## Given information
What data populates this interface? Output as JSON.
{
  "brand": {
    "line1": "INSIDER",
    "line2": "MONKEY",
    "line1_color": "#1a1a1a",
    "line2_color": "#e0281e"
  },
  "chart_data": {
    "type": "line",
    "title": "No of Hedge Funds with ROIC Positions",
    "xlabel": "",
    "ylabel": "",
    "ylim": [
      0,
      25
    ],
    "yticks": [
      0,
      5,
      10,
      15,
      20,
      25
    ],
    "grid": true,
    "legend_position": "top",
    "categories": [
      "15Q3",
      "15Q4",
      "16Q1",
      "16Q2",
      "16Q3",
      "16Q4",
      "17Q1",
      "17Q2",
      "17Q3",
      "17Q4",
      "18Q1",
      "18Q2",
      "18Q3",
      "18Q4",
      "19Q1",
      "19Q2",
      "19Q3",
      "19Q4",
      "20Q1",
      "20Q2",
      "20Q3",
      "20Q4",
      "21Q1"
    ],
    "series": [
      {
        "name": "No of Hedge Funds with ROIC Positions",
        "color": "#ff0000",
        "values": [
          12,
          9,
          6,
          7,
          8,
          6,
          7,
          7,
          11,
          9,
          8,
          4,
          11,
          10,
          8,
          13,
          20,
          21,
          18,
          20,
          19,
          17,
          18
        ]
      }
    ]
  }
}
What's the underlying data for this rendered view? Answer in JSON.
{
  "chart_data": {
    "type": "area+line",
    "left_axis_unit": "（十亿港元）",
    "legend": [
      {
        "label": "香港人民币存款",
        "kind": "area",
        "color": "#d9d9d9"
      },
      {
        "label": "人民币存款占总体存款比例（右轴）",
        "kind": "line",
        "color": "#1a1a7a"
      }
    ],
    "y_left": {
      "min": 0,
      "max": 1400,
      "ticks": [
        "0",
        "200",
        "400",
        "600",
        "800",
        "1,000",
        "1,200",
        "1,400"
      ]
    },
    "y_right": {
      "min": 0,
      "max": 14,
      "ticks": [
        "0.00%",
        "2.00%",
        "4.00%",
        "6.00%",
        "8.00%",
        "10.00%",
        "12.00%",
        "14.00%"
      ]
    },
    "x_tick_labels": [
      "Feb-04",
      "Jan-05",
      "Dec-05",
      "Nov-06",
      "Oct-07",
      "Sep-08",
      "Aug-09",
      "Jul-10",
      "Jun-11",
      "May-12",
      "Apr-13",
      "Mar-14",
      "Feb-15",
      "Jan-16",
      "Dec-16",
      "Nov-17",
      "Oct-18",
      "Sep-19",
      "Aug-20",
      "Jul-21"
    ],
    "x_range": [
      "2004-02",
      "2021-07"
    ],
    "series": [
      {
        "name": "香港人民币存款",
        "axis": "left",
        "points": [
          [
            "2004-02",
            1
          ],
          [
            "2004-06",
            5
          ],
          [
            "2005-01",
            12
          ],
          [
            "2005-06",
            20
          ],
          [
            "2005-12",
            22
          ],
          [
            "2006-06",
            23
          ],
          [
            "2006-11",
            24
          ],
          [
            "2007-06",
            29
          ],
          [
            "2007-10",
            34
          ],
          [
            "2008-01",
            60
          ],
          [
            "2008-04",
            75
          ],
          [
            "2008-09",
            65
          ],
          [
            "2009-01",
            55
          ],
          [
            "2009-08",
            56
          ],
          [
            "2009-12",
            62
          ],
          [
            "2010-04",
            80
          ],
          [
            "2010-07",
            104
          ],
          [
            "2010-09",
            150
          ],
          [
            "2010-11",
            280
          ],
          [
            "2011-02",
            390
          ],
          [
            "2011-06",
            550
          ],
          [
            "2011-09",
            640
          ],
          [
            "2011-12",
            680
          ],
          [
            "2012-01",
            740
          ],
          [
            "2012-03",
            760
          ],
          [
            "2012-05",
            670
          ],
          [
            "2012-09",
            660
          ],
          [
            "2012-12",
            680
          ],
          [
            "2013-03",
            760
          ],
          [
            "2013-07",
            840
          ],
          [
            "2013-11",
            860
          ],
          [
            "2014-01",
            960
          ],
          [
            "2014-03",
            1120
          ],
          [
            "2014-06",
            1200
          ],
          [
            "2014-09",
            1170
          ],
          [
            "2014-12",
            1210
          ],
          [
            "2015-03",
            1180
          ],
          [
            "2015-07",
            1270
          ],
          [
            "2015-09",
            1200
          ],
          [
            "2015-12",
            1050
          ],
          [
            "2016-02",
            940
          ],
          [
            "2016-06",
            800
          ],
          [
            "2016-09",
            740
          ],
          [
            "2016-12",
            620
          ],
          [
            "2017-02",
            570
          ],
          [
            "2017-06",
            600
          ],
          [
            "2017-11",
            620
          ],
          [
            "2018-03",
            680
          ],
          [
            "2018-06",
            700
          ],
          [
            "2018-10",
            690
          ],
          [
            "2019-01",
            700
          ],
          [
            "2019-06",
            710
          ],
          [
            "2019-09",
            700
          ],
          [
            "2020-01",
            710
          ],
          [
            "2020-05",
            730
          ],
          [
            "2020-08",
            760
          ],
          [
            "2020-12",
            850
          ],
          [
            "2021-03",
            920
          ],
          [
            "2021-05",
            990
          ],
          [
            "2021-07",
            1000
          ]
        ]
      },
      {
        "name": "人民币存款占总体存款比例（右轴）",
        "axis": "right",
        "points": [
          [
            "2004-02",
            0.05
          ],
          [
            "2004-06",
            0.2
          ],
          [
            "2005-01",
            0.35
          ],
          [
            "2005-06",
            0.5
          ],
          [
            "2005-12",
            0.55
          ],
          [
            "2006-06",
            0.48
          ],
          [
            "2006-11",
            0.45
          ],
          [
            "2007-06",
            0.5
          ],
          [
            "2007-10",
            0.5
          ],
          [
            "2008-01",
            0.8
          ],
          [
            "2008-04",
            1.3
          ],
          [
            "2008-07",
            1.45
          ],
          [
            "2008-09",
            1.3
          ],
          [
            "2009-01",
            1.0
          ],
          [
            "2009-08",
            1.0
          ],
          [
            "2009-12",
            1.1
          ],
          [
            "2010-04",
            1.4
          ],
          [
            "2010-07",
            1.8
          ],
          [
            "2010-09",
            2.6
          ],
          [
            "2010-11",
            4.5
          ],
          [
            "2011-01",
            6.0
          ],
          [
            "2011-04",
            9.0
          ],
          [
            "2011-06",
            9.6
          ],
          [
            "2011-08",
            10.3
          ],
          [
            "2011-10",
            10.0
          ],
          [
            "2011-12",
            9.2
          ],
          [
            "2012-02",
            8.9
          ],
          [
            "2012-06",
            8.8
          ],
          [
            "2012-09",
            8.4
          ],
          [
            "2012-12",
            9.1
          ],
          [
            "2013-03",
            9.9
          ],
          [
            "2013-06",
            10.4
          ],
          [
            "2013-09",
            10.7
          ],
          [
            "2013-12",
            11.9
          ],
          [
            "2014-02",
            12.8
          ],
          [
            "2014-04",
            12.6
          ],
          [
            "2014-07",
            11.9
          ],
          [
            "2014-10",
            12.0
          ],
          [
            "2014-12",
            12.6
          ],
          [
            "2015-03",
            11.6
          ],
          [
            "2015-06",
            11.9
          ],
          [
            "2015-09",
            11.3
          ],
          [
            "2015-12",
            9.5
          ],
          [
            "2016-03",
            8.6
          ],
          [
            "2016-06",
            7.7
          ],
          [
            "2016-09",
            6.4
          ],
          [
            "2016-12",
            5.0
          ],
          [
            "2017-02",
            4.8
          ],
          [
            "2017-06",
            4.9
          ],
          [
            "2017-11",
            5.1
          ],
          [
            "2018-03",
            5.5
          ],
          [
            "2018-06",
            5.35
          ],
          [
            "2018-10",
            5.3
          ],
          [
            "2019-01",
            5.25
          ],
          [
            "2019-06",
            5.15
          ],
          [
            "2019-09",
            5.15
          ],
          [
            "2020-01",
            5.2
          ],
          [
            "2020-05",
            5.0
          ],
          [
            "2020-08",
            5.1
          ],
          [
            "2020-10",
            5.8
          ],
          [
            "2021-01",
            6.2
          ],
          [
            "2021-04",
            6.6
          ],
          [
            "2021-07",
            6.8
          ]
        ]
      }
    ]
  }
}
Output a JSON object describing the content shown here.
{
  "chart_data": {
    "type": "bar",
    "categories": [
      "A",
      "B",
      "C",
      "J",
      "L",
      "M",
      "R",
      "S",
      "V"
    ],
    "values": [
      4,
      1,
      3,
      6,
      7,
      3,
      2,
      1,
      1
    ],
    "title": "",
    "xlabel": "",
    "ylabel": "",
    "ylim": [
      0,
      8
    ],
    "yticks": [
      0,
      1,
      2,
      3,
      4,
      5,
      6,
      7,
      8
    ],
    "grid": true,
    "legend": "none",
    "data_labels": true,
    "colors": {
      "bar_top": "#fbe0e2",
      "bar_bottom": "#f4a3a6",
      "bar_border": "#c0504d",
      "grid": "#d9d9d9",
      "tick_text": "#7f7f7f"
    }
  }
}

## Requirements
Beginning at the line that holds "Output a JSON", reproduce each line of the records above down to and including the last one.

## Exercise output
Output a JSON object describing the content shown here.
{
  "chart_data": {
    "type": "bar",
    "categories": [
      "A",
      "B",
      "C",
      "J",
      "L",
      "M",
      "R",
      "S",
      "V"
    ],
    "values": [
      4,
      1,
      3,
      6,
      7,
      3,
      2,
      1,
      1
    ],
    "title": "",
    "xlabel": "",
    "ylabel": "",
    "ylim": [
      0,
      8
    ],
    "yticks": [
      0,
      1,
      2,
      3,
      4,
      5,
      6,
      7,
      8
    ],
    "grid": true,
    "legend": "none",
    "data_labels": true,
    "colors": {
      "bar_top": "#fbe0e2",
      "bar_bottom": "#f4a3a6",
      "bar_border": "#c0504d",
      "grid": "#d9d9d9",
      "tick_text": "#7f7f7f"
    }
  }
}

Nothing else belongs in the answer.